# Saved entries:
■ ■ ■ ■

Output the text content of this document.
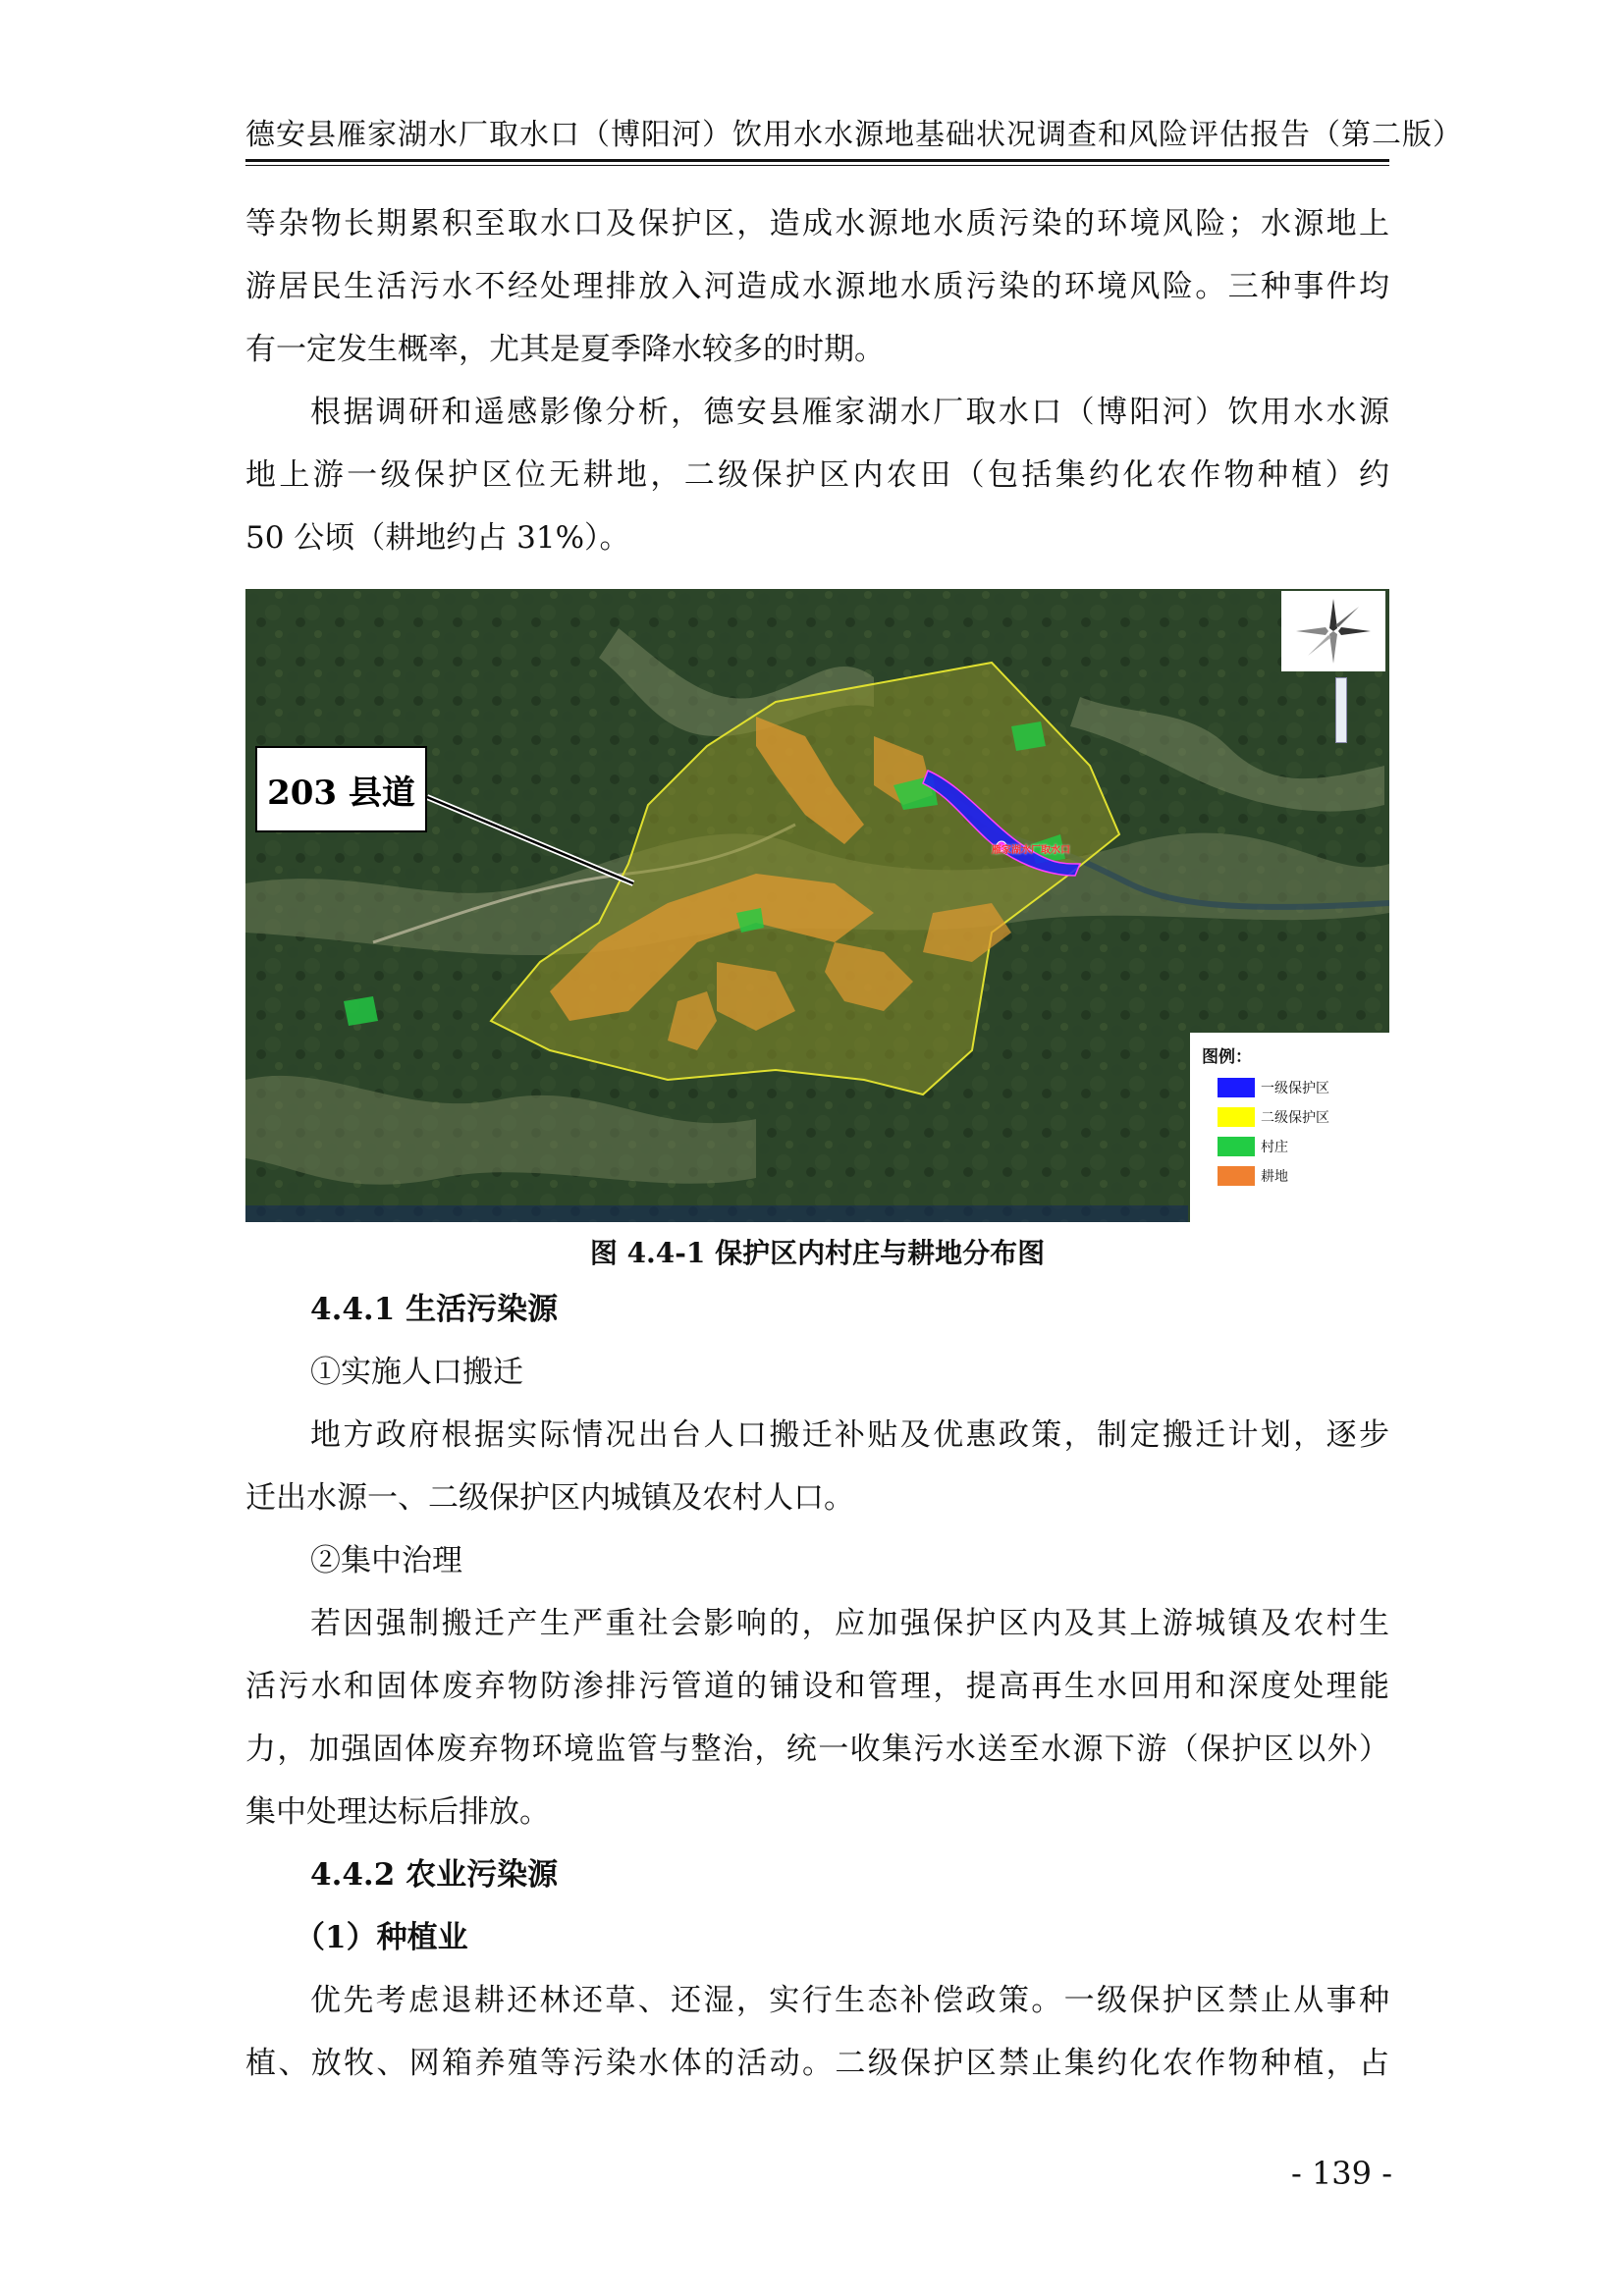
德安县雁家湖水厂取水口（博阳河）饮用水水源地基础状况调查和风险评估报告（第二版）
等杂物长期累积至取水口及保护区，造成水源地水质污染的环境风险；水源地上
游居民生活污水不经处理排放入河造成水源地水质污染的环境风险。三种事件均
有一定发生概率，尤其是夏季降水较多的时期。
根据调研和遥感影像分析，德安县雁家湖水厂取水口（博阳河）饮用水水源
地上游一级保护区位无耕地，二级保护区内农田（包括集约化农作物种植）约
50 公顷（耕地约占 31%）。
203 县道
雁家湖水厂取水口
图例：
一级保护区
二级保护区
村庄
耕地
图 4.4-1 保护区内村庄与耕地分布图
4.4.1 生活污染源
①实施人口搬迁
地方政府根据实际情况出台人口搬迁补贴及优惠政策，制定搬迁计划，逐步
迁出水源一、二级保护区内城镇及农村人口。
②集中治理
若因强制搬迁产生严重社会影响的，应加强保护区内及其上游城镇及农村生
活污水和固体废弃物防渗排污管道的铺设和管理，提高再生水回用和深度处理能
力，加强固体废弃物环境监管与整治，统一收集污水送至水源下游（保护区以外）
集中处理达标后排放。
4.4.2 农业污染源
（1）种植业
优先考虑退耕还林还草、还湿，实行生态补偿政策。一级保护区禁止从事种
植、放牧、网箱养殖等污染水体的活动。二级保护区禁止集约化农作物种植，占
- 139 -
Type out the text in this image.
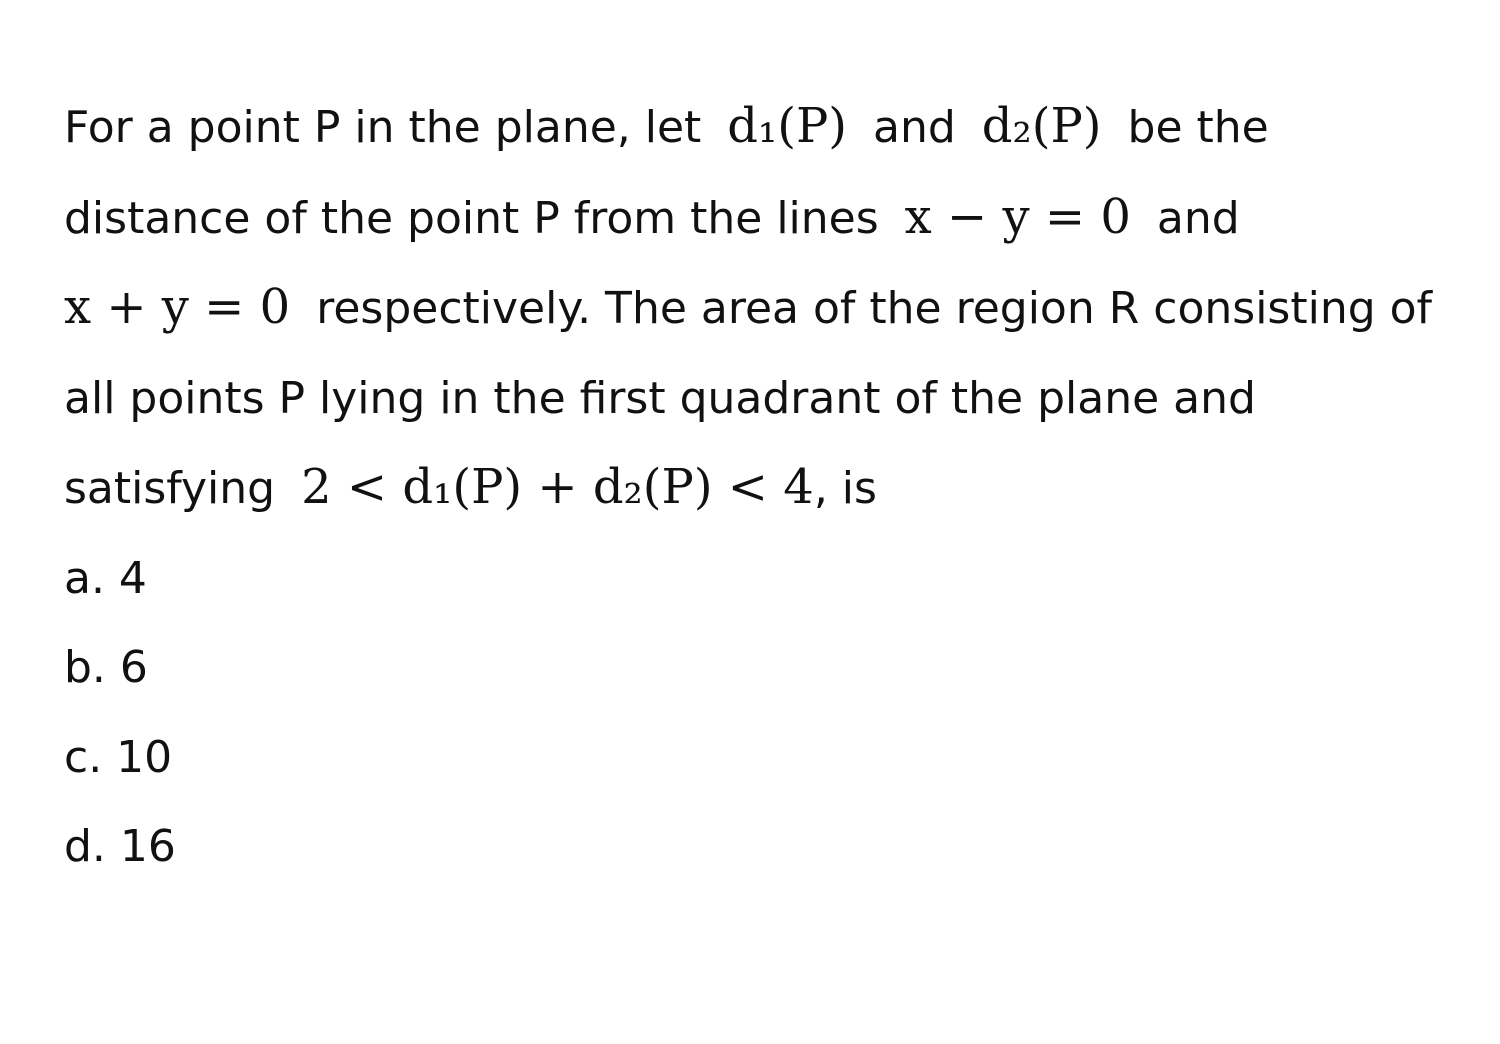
For a point P in the plane, let d₁(P) and d₂(P) be the distance of the point P from the lines x − y = 0 and x + y = 0 respectively. The area of the region R consisting of all points P lying in the first quadrant of the plane and satisfying 2 < d₁(P) + d₂(P) < 4, is

a. 4

b. 6

c. 10

d. 16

■ ■ ■ ■

# Exercise details:
Excluding the pictures, restate the records above word for word.

# Answer for the task:
Output the text content of this document.
德安县雁家湖水厂取水口（博阳河）饮用水水源地基础状况调查和风险评估报告（第二版）
等杂物长期累积至取水口及保护区，造成水源地水质污染的环境风险；水源地上
游居民生活污水不经处理排放入河造成水源地水质污染的环境风险。三种事件均
有一定发生概率，尤其是夏季降水较多的时期。
根据调研和遥感影像分析，德安县雁家湖水厂取水口（博阳河）饮用水水源
地上游一级保护区位无耕地，二级保护区内农田（包括集约化农作物种植）约
50 公顷（耕地约占 31%）。
203 县道
雁家湖水厂取水口
图例：
一级保护区
二级保护区
村庄
耕地
图 4.4-1 保护区内村庄与耕地分布图
4.4.1 生活污染源
①实施人口搬迁
地方政府根据实际情况出台人口搬迁补贴及优惠政策，制定搬迁计划，逐步
迁出水源一、二级保护区内城镇及农村人口。
②集中治理
若因强制搬迁产生严重社会影响的，应加强保护区内及其上游城镇及农村生
活污水和固体废弃物防渗排污管道的铺设和管理，提高再生水回用和深度处理能
力，加强固体废弃物环境监管与整治，统一收集污水送至水源下游（保护区以外）
集中处理达标后排放。
4.4.2 农业污染源
（1）种植业
优先考虑退耕还林还草、还湿，实行生态补偿政策。一级保护区禁止从事种
植、放牧、网箱养殖等污染水体的活动。二级保护区禁止集约化农作物种植，占
- 139 -
Type out the text in this image.
For a point P in the plane, let d₁(P) and d₂(P) be the distance of the point P from the lines x − y = 0 and x + y = 0 respectively. The area of the region R consisting of all points P lying in the first quadrant of the plane and satisfying 2 < d₁(P) + d₂(P) < 4, is

a. 4

b. 6

c. 10

d. 16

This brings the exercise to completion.